Answer the following questions using the computer security passage.
1. What position does Steven Birmingham hold, and at which institution?
2. What business does Josh Nelson run?
3. On what day did the Associated Press report on its investigation into the computer virus?

[[ GIVEN PASSAGE open ]]

Your home; it's where you and your family live. Chances are you keep the doors locked. You leave the lights on. And you may even have a security system.
These are the lengths you go to to keep your family safe and to keep thieves away.
So why wouldn't you do the same for your computer?
"If there are ten possible computers they can use, they're gonna pick up the one with the weakest security," said Steven Birmingham about computer hackers and people who attempt to infect computers with viruses.
Birmingham is the Director of Information Technology for Central Pennsylvania College. He told CBS 21 News that internet security is something people need to take seriously, especially if they are prone to surfing the web and downloading programs and attachments.
"If something seems amiss, pay attention to that," Birmingham said. "Make sure you're not venturing into an area that you don't want to go into."
On Sunday, the
Associated Press reported about its investigation into a computer virus that downloads child pornography to a person's private computer without their knowledge The AP reported that there have been many occasions when a person has been accused of accessing child pornography, only to have police later learn that a virus was to blame.
"It's definitely getting more wild at this point in time," said Josh Nelson, who runs
My Computer Doctor of Central PA. Nelson said that his business has been kept very busy in recent weeks trying to remove viruses and spyware from clients' computers.

[[ GIVEN PASSAGE closed ]]
[[ ENTRIES PROVIDED open ]]

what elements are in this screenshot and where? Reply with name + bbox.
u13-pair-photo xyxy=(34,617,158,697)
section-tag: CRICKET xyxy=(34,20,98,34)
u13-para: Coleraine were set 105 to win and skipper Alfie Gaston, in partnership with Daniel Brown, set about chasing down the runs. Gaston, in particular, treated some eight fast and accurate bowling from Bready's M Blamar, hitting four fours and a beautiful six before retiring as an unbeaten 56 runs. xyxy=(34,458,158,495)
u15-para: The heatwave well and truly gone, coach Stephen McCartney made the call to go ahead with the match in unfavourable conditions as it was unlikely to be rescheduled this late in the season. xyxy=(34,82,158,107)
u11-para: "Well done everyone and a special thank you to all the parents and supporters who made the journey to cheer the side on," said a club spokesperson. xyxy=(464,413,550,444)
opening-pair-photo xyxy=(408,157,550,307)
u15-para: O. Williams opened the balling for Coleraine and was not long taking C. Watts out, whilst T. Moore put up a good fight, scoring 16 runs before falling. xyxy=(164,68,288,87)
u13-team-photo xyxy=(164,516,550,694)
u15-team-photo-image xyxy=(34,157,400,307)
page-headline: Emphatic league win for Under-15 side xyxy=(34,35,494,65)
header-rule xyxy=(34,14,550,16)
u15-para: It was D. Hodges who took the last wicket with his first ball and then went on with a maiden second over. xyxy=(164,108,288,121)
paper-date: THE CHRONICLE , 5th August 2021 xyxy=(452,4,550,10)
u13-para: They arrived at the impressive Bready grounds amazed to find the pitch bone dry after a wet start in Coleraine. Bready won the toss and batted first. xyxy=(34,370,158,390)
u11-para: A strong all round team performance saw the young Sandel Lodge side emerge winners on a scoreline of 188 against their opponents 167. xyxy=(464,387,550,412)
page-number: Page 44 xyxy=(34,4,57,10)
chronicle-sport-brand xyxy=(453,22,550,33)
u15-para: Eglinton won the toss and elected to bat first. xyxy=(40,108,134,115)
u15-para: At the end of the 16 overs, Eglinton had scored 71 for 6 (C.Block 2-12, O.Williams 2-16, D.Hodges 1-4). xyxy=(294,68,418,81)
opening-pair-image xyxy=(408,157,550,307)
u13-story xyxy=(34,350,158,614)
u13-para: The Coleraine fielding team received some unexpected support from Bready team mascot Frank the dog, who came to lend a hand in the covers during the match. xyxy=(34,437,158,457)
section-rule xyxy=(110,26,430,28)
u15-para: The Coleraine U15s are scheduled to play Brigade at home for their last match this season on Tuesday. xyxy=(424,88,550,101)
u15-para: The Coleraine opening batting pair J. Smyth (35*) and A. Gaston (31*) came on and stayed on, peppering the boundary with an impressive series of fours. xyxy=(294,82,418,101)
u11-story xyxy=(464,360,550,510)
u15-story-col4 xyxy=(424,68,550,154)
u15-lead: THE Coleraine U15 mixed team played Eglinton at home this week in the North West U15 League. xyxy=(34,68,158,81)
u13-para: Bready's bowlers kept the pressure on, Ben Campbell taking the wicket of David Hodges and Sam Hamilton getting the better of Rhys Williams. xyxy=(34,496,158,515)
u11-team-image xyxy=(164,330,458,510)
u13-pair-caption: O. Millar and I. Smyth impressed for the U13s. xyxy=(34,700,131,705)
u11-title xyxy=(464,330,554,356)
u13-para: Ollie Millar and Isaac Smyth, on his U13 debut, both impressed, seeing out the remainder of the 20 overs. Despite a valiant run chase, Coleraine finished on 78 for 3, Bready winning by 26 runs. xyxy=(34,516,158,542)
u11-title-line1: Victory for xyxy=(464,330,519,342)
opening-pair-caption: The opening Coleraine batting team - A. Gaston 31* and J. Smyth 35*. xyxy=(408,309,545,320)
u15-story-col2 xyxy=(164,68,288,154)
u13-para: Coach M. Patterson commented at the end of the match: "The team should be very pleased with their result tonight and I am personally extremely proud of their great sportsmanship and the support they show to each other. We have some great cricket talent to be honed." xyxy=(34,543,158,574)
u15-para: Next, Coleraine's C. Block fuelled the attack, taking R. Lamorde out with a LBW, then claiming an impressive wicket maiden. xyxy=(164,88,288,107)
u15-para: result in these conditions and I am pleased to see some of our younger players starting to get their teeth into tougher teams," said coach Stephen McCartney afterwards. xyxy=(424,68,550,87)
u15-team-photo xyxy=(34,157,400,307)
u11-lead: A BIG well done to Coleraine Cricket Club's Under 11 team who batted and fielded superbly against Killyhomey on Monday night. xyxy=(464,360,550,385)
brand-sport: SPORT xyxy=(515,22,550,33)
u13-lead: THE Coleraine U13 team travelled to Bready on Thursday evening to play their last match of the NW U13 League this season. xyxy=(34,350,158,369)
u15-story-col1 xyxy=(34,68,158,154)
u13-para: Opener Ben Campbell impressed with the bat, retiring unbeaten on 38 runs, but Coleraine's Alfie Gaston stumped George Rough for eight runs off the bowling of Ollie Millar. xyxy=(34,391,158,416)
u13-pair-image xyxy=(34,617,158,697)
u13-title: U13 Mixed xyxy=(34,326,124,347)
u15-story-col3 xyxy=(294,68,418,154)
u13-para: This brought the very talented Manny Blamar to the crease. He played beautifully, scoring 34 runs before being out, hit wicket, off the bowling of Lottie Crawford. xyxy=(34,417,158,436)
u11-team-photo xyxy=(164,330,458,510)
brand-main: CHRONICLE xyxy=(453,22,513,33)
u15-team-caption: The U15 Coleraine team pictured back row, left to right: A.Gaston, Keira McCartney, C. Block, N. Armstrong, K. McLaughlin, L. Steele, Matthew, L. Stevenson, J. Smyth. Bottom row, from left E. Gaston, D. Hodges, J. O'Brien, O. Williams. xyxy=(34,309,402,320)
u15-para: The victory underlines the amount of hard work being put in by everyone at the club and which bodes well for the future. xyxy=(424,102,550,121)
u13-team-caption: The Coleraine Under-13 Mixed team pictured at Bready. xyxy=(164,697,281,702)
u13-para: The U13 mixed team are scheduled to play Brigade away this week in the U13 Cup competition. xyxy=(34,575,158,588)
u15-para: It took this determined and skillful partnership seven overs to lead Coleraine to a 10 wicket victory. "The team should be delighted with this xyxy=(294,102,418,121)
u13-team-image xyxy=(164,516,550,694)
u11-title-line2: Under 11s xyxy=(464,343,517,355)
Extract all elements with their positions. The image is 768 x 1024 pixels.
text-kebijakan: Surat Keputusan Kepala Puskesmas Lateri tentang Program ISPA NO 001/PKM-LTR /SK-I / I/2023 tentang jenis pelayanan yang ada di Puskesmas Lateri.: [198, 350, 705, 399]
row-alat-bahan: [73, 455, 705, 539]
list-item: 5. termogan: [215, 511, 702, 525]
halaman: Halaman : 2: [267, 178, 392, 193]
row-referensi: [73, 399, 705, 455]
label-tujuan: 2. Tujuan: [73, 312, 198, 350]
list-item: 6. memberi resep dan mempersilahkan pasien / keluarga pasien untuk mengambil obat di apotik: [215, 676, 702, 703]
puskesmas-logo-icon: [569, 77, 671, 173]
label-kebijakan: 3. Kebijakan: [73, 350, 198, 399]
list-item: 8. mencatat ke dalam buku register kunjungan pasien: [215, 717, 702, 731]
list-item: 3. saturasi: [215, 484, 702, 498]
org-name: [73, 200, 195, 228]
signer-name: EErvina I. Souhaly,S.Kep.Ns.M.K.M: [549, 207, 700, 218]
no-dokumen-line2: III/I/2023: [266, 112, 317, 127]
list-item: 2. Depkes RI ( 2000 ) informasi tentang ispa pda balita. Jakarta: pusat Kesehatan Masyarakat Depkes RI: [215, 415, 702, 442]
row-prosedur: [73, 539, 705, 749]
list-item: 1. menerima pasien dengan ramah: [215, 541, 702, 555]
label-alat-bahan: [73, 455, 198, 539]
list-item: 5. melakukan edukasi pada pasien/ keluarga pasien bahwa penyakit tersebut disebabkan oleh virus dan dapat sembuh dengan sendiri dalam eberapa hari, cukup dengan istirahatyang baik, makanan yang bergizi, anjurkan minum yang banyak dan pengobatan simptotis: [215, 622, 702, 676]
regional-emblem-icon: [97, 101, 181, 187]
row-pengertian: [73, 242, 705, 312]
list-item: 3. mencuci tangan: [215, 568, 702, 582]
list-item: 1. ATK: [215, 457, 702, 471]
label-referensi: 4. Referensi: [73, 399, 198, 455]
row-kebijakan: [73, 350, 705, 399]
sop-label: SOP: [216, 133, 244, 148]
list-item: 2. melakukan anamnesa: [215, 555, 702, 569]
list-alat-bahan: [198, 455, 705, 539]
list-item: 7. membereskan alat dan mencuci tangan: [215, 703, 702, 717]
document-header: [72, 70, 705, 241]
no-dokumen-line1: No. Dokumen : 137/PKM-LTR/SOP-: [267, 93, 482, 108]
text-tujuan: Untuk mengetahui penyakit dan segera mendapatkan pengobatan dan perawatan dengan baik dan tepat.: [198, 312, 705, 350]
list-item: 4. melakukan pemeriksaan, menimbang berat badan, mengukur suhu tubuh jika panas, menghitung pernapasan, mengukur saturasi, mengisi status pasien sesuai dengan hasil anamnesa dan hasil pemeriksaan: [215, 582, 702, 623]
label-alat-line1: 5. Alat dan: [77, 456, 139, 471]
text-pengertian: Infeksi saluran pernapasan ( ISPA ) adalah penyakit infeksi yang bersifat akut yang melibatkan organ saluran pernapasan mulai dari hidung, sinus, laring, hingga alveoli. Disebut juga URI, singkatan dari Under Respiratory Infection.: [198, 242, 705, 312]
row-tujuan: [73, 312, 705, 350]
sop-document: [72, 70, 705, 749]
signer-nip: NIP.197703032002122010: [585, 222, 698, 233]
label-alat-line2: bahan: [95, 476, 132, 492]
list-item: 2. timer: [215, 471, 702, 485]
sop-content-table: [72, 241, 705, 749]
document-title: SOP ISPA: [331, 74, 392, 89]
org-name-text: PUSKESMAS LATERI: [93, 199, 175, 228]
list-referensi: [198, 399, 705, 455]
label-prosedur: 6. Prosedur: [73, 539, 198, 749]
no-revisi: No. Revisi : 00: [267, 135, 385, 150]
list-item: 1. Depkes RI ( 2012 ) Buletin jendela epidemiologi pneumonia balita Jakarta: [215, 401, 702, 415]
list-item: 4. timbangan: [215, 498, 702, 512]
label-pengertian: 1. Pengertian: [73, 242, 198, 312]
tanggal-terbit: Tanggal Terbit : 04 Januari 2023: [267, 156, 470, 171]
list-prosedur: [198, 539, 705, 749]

[[ ENTRIES PROVIDED closed ]]

- _YOUR RESPONSE_:
1. He is the Director of Information Technology for Central Pennsylvania College.
2. He runs My Computer Doctor of Central PA.
3. Sunday.